### What to produce
Make an exact copy of all the records.

### Raw data
+ + + + +

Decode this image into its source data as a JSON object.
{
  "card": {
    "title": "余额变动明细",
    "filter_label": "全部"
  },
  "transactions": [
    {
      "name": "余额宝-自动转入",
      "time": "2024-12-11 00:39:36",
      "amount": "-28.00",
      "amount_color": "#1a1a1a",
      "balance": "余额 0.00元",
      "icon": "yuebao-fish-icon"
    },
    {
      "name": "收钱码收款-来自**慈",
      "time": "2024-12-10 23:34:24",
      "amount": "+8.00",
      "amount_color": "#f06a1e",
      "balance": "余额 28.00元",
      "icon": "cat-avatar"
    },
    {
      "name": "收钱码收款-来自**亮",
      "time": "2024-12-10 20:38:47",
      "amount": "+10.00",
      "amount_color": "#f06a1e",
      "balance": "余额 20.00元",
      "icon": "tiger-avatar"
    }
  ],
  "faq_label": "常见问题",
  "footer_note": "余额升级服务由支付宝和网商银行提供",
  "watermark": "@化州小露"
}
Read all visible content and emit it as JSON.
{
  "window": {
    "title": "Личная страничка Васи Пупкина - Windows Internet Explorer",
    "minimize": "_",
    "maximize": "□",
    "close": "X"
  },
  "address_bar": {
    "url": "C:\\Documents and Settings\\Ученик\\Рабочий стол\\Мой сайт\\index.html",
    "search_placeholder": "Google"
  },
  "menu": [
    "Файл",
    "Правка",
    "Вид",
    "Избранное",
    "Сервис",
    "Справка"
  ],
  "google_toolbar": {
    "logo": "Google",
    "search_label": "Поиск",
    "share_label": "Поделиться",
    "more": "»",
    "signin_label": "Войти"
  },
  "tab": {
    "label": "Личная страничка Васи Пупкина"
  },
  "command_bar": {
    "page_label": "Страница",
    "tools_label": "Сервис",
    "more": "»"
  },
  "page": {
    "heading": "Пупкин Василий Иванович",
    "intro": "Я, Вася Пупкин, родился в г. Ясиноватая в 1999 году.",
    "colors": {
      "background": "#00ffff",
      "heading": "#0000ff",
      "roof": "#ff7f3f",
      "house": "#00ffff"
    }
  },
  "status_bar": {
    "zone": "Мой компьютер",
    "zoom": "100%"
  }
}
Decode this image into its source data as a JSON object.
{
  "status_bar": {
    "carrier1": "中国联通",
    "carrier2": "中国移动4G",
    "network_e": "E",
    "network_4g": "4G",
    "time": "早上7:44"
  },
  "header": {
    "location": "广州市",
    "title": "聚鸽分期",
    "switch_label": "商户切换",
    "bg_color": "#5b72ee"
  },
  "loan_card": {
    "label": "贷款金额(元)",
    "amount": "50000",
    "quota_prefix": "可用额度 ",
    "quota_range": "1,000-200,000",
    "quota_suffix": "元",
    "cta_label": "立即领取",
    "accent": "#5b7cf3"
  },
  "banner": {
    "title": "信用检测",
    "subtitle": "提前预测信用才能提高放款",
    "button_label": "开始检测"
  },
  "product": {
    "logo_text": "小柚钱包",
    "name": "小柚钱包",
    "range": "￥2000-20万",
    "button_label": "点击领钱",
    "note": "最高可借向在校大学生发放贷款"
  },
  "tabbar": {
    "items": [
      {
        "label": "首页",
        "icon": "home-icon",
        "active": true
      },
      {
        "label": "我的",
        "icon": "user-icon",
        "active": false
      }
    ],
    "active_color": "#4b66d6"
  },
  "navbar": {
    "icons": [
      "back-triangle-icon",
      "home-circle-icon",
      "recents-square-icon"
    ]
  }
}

+ + + + +

### Result for this task
Decode this image into its source data as a JSON object.
{
  "card": {
    "title": "余额变动明细",
    "filter_label": "全部"
  },
  "transactions": [
    {
      "name": "余额宝-自动转入",
      "time": "2024-12-11 00:39:36",
      "amount": "-28.00",
      "amount_color": "#1a1a1a",
      "balance": "余额 0.00元",
      "icon": "yuebao-fish-icon"
    },
    {
      "name": "收钱码收款-来自**慈",
      "time": "2024-12-10 23:34:24",
      "amount": "+8.00",
      "amount_color": "#f06a1e",
      "balance": "余额 28.00元",
      "icon": "cat-avatar"
    },
    {
      "name": "收钱码收款-来自**亮",
      "time": "2024-12-10 20:38:47",
      "amount": "+10.00",
      "amount_color": "#f06a1e",
      "balance": "余额 20.00元",
      "icon": "tiger-avatar"
    }
  ],
  "faq_label": "常见问题",
  "footer_note": "余额升级服务由支付宝和网商银行提供",
  "watermark": "@化州小露"
}
Read all visible content and emit it as JSON.
{
  "window": {
    "title": "Личная страничка Васи Пупкина - Windows Internet Explorer",
    "minimize": "_",
    "maximize": "□",
    "close": "X"
  },
  "address_bar": {
    "url": "C:\\Documents and Settings\\Ученик\\Рабочий стол\\Мой сайт\\index.html",
    "search_placeholder": "Google"
  },
  "menu": [
    "Файл",
    "Правка",
    "Вид",
    "Избранное",
    "Сервис",
    "Справка"
  ],
  "google_toolbar": {
    "logo": "Google",
    "search_label": "Поиск",
    "share_label": "Поделиться",
    "more": "»",
    "signin_label": "Войти"
  },
  "tab": {
    "label": "Личная страничка Васи Пупкина"
  },
  "command_bar": {
    "page_label": "Страница",
    "tools_label": "Сервис",
    "more": "»"
  },
  "page": {
    "heading": "Пупкин Василий Иванович",
    "intro": "Я, Вася Пупкин, родился в г. Ясиноватая в 1999 году.",
    "colors": {
      "background": "#00ffff",
      "heading": "#0000ff",
      "roof": "#ff7f3f",
      "house": "#00ffff"
    }
  },
  "status_bar": {
    "zone": "Мой компьютер",
    "zoom": "100%"
  }
}
Decode this image into its source data as a JSON object.
{
  "status_bar": {
    "carrier1": "中国联通",
    "carrier2": "中国移动4G",
    "network_e": "E",
    "network_4g": "4G",
    "time": "早上7:44"
  },
  "header": {
    "location": "广州市",
    "title": "聚鸽分期",
    "switch_label": "商户切换",
    "bg_color": "#5b72ee"
  },
  "loan_card": {
    "label": "贷款金额(元)",
    "amount": "50000",
    "quota_prefix": "可用额度 ",
    "quota_range": "1,000-200,000",
    "quota_suffix": "元",
    "cta_label": "立即领取",
    "accent": "#5b7cf3"
  },
  "banner": {
    "title": "信用检测",
    "subtitle": "提前预测信用才能提高放款",
    "button_label": "开始检测"
  },
  "product": {
    "logo_text": "小柚钱包",
    "name": "小柚钱包",
    "range": "￥2000-20万",
    "button_label": "点击领钱",
    "note": "最高可借向在校大学生发放贷款"
  },
  "tabbar": {
    "items": [
      {
        "label": "首页",
        "icon": "home-icon",
        "active": true
      },
      {
        "label": "我的",
        "icon": "user-icon",
        "active": false
      }
    ],
    "active_color": "#4b66d6"
  },
  "navbar": {
    "icons": [
      "back-triangle-icon",
      "home-circle-icon",
      "recents-square-icon"
    ]
  }
}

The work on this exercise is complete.